> Task goal: All lines featuring the string "time" are to be listed.

> Record set:
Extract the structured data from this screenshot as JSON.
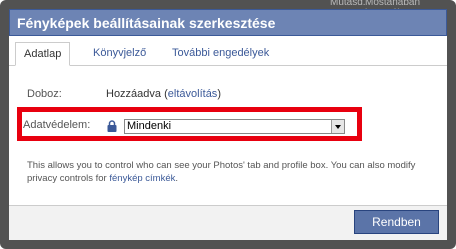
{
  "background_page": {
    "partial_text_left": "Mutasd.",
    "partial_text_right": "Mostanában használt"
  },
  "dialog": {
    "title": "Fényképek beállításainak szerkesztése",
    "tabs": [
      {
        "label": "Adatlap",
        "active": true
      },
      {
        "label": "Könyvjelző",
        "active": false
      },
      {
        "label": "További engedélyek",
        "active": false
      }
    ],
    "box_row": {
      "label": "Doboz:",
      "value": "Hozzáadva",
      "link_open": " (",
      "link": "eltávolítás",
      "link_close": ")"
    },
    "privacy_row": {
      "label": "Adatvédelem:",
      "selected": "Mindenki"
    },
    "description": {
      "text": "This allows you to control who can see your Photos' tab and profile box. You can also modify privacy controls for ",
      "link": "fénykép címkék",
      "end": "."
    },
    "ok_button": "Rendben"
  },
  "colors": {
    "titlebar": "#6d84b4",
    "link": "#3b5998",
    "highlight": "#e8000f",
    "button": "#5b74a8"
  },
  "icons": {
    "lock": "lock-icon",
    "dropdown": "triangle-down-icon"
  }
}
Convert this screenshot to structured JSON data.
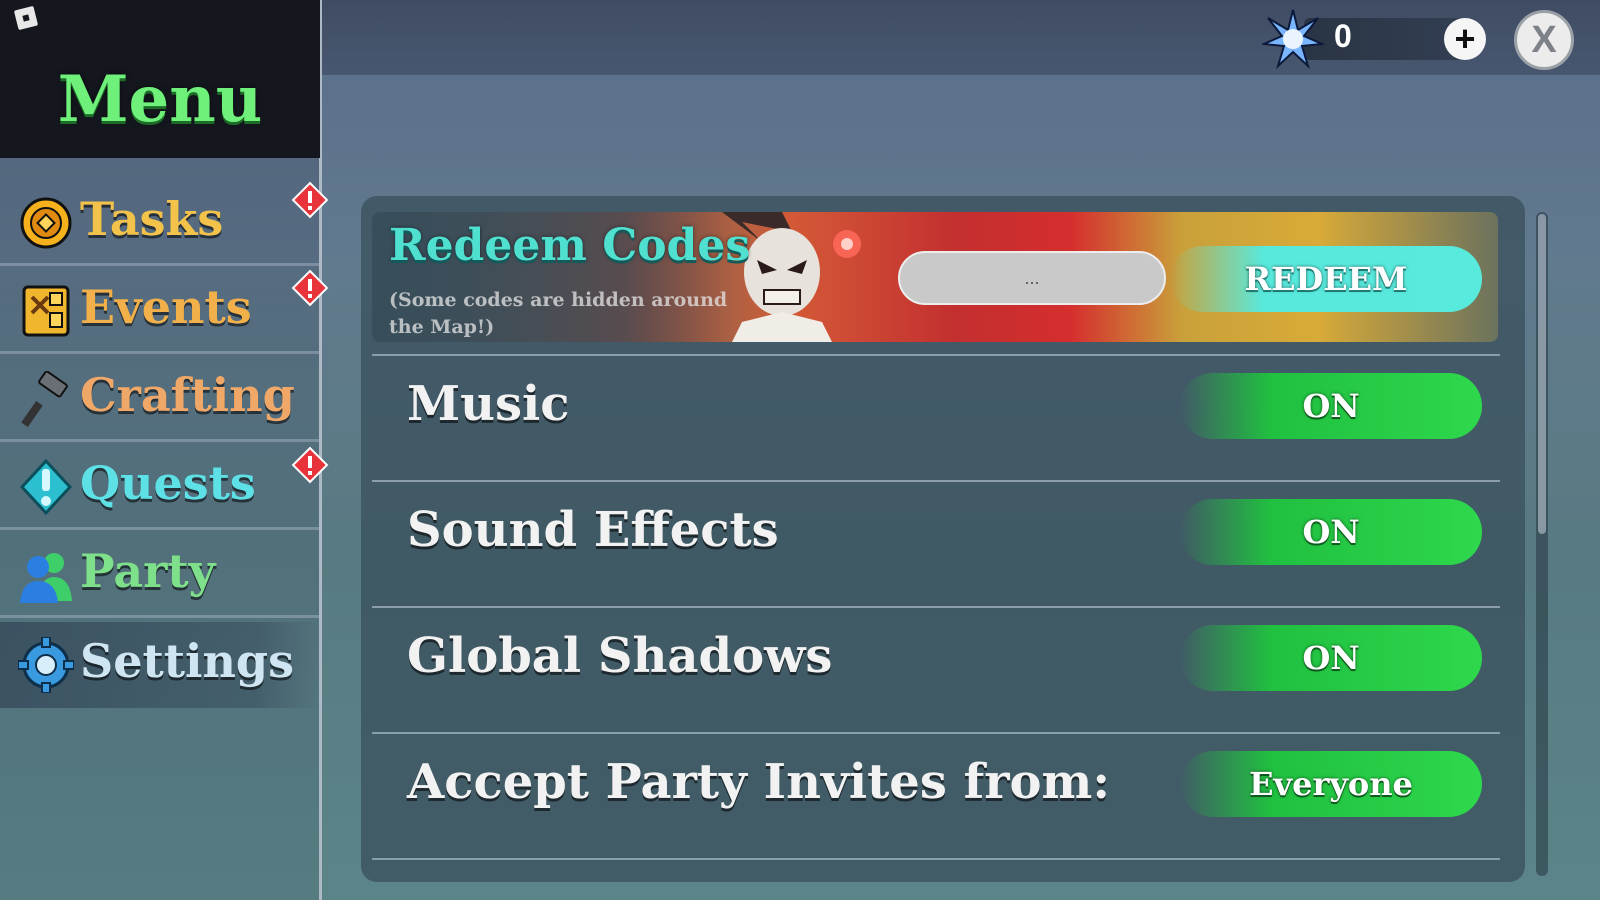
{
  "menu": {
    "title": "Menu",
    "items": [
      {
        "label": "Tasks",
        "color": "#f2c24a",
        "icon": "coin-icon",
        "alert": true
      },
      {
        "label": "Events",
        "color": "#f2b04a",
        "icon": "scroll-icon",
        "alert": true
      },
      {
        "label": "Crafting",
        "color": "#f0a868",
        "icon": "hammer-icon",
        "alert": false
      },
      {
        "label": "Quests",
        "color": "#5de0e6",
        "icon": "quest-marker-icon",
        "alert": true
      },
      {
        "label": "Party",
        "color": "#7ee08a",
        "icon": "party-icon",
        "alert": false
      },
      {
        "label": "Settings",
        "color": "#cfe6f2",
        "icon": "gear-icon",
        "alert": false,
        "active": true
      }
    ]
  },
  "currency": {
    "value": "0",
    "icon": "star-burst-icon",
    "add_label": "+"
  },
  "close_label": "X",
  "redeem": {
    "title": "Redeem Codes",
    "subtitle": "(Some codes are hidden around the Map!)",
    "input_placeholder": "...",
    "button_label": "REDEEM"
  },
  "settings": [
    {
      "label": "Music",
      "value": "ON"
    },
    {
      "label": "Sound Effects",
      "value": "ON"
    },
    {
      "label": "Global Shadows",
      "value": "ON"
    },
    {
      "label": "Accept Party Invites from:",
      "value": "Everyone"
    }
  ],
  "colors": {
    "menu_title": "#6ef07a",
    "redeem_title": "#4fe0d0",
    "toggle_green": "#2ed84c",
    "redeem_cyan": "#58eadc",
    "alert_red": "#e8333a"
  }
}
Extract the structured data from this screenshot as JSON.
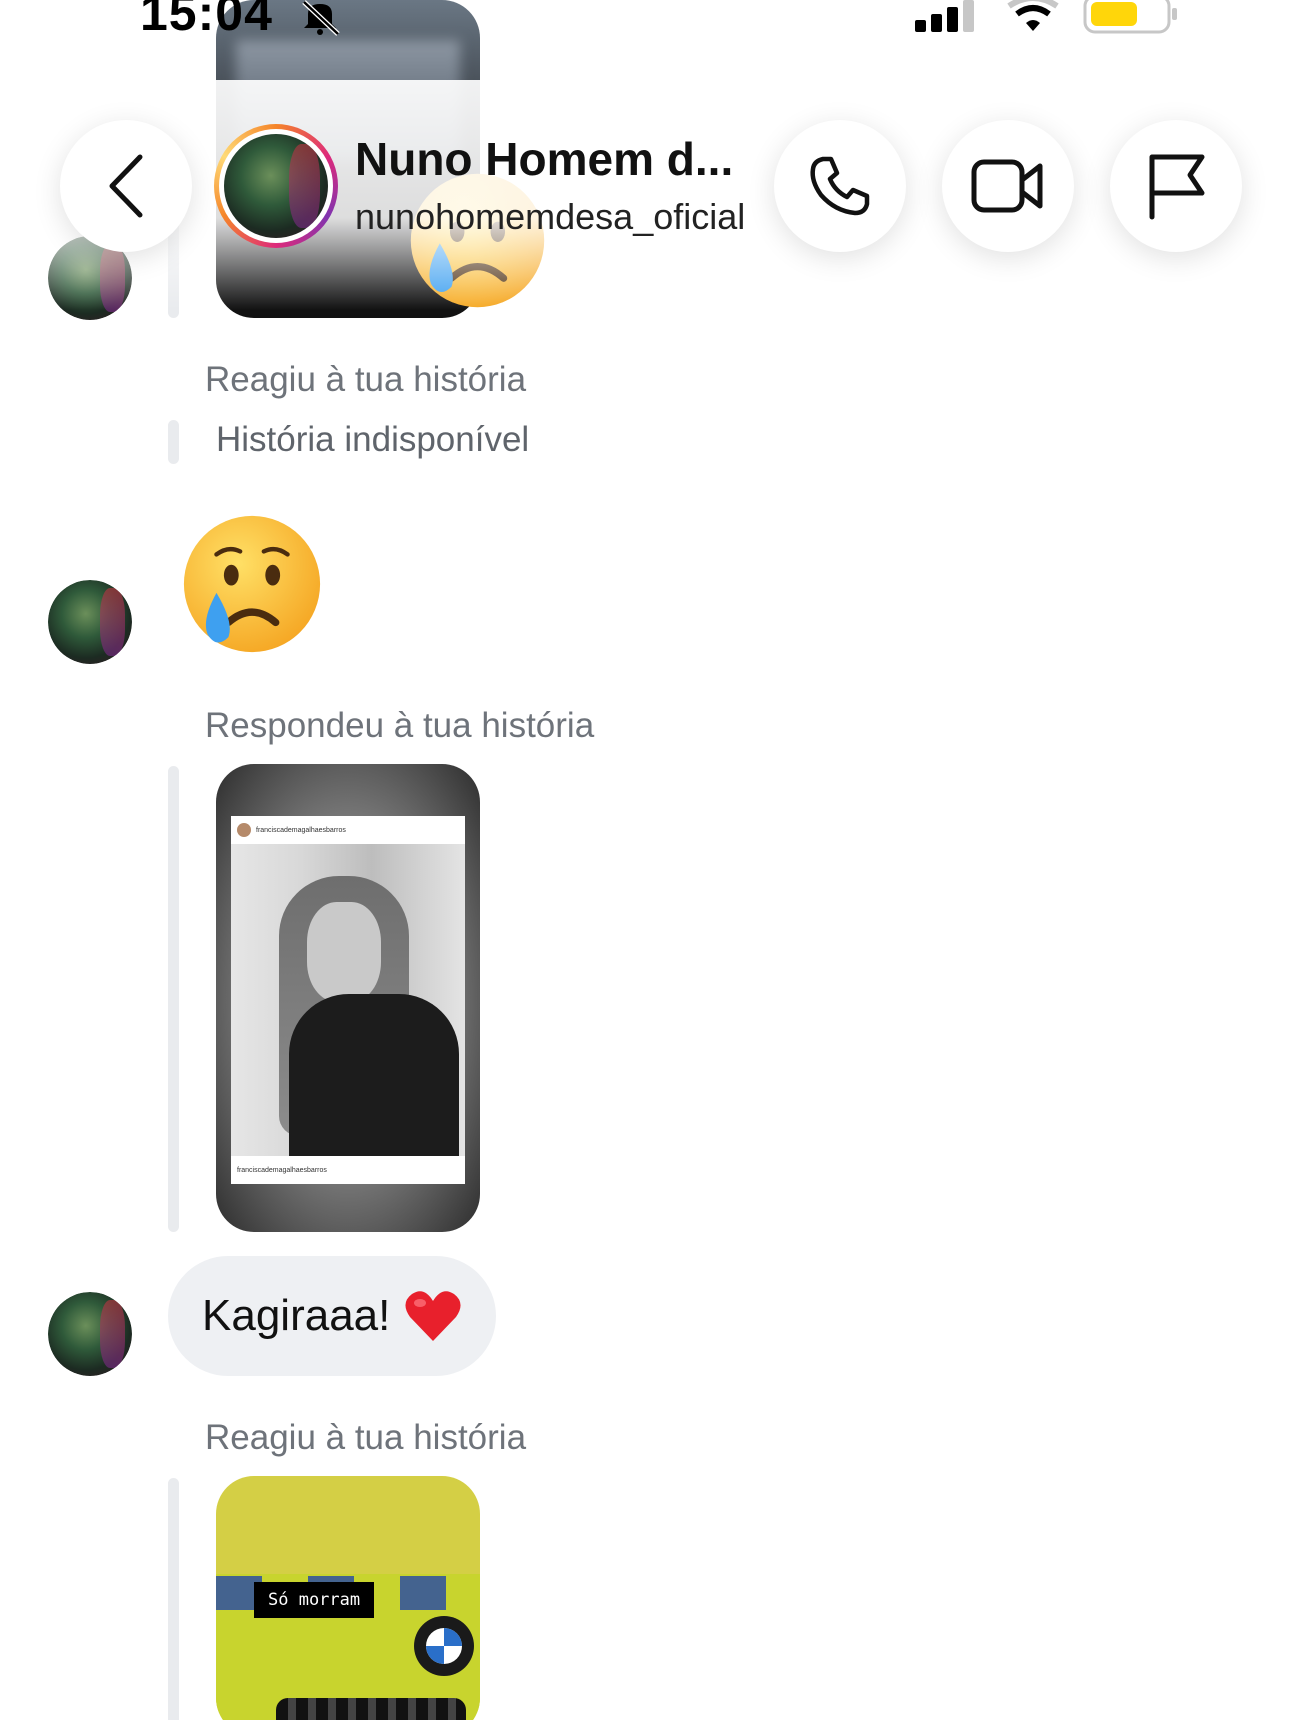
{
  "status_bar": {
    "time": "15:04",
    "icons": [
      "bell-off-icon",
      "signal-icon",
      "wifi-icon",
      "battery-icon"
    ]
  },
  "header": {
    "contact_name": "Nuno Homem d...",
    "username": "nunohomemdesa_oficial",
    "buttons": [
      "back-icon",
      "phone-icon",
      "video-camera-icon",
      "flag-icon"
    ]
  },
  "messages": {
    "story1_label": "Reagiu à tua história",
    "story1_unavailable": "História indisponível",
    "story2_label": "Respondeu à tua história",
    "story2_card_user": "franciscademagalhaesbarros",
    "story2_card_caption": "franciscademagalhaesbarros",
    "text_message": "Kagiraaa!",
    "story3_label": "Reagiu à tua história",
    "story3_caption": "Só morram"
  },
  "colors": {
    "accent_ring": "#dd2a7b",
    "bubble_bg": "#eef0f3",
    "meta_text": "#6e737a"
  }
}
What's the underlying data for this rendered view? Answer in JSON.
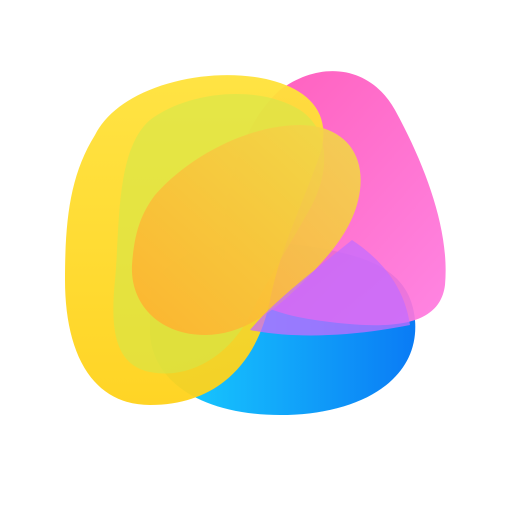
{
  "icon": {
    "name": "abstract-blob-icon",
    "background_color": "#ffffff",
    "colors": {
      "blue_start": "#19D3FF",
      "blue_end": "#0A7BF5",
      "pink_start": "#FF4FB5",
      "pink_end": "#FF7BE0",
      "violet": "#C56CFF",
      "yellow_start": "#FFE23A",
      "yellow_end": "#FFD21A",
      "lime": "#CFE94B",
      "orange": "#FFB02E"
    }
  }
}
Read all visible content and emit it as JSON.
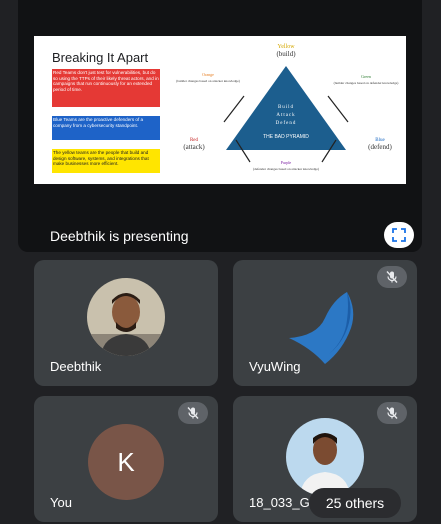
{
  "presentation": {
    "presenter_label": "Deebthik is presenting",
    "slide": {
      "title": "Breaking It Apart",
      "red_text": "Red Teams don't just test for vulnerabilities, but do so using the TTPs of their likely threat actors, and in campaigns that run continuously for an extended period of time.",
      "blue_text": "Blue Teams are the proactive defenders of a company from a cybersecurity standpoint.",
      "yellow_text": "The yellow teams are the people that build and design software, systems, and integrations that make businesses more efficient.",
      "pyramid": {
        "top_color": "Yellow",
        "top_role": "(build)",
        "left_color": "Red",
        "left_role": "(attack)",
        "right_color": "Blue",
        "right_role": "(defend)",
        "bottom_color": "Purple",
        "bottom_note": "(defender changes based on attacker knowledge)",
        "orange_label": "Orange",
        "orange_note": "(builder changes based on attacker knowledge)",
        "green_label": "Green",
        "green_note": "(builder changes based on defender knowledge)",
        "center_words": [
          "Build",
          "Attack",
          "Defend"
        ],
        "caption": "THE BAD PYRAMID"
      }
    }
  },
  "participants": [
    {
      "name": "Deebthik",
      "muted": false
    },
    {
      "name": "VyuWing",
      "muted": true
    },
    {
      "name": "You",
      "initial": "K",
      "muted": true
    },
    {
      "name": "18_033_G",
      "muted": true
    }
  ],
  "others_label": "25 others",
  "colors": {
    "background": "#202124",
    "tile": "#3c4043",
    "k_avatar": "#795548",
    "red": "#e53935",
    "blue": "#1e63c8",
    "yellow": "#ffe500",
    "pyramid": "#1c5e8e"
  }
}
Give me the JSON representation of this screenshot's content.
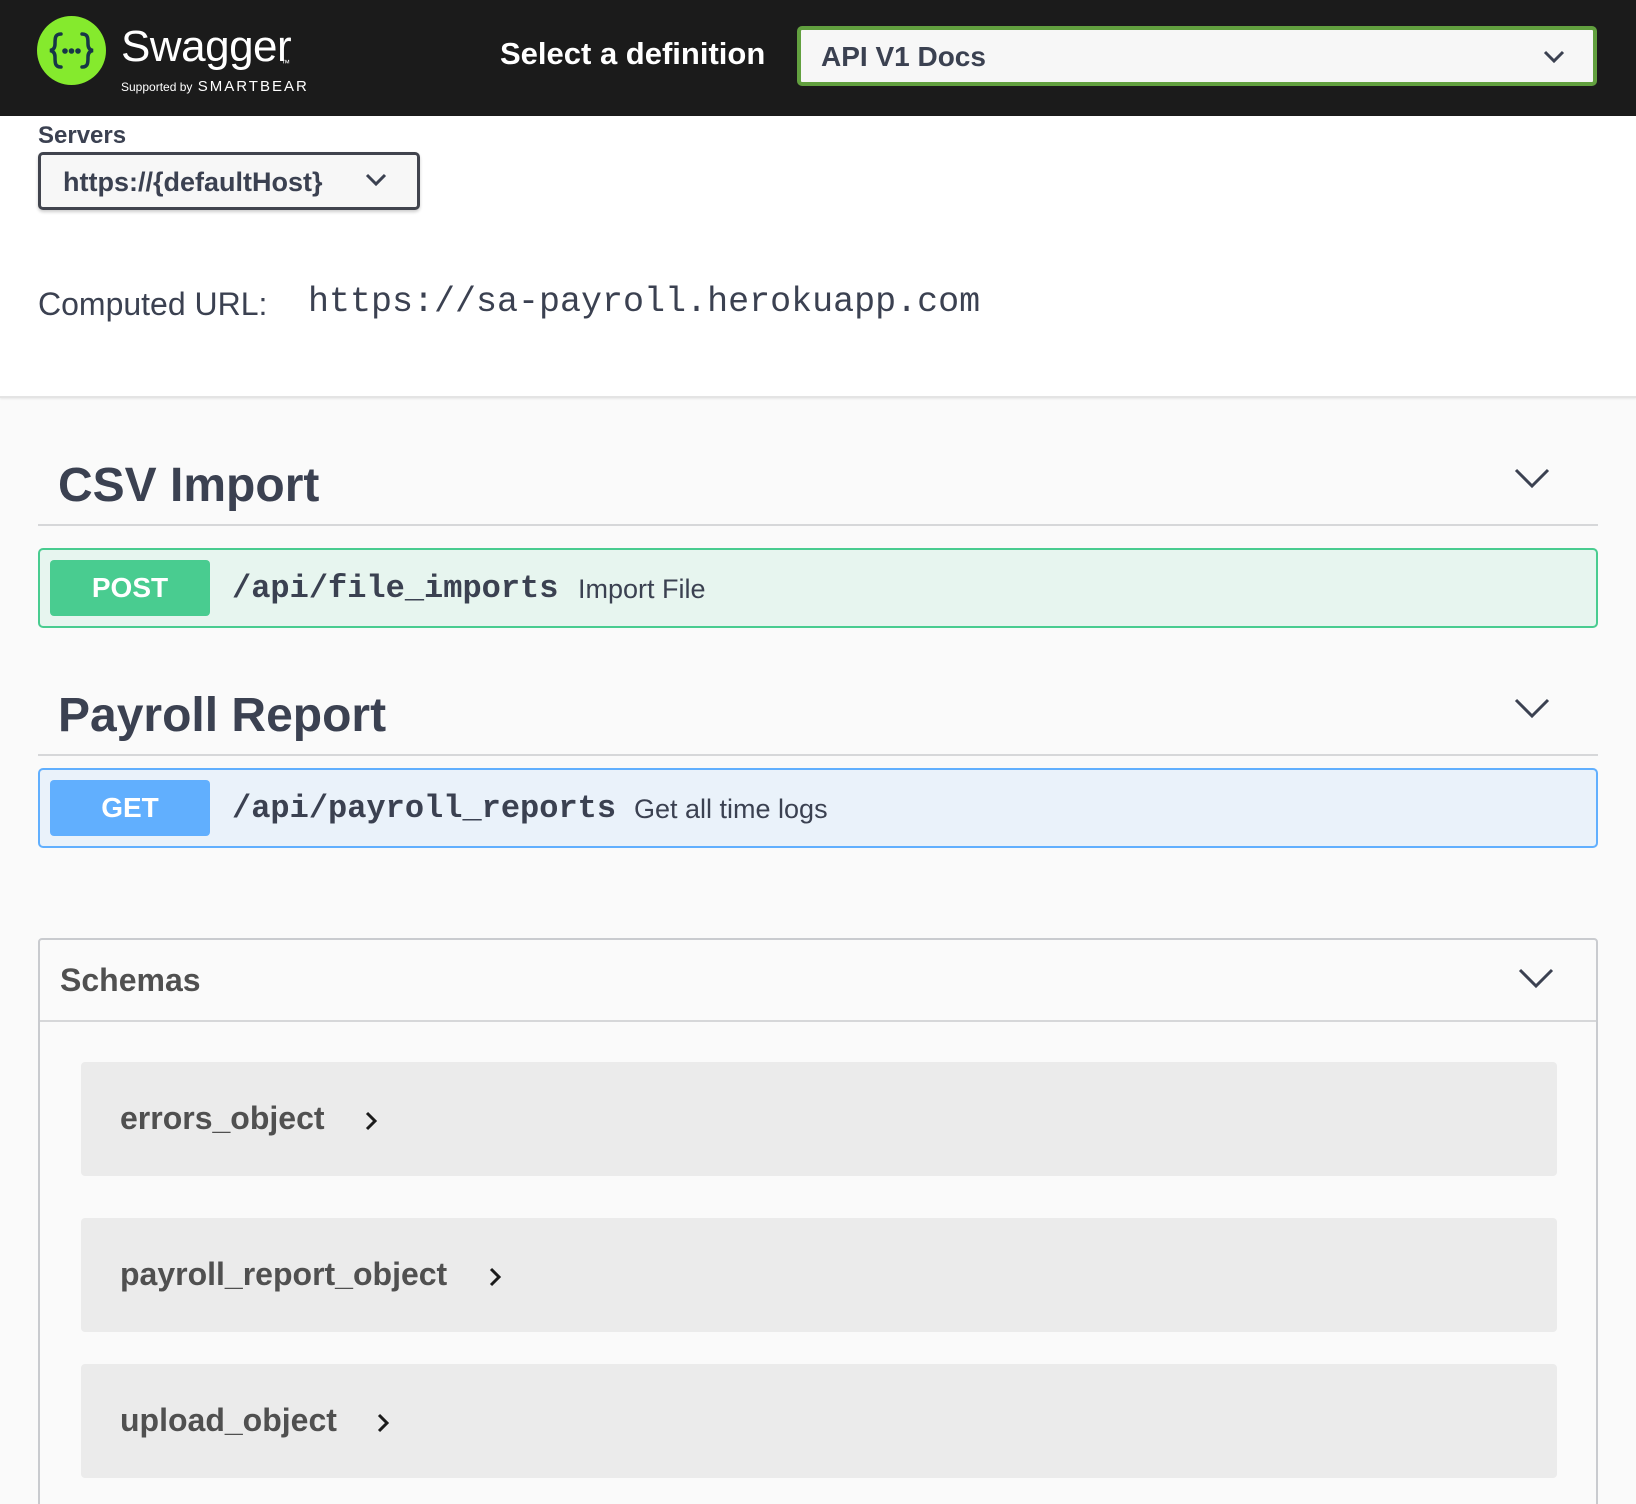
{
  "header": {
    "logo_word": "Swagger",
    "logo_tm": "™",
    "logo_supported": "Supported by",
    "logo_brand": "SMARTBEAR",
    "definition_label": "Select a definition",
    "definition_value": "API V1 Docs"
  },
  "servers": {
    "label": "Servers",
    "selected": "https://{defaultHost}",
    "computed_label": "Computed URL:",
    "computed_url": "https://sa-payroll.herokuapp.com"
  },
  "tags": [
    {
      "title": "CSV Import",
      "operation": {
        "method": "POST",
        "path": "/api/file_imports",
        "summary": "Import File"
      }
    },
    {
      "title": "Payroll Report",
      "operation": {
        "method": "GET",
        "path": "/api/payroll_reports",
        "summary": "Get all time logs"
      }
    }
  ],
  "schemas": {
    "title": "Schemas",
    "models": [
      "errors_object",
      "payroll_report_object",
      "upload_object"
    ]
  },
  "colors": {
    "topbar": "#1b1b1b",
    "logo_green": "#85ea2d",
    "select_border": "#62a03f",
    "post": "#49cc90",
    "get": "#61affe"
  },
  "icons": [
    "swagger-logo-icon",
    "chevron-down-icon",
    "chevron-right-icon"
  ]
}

> Solved exercise:
    "time": "15:04",
      "red_text": "Red Teams don't just test for vulnerabilities, but do so using the TTPs of their likely threat actors, and in campaigns that run continuously for an extended period of time.",
        "summary": "Get all time logs"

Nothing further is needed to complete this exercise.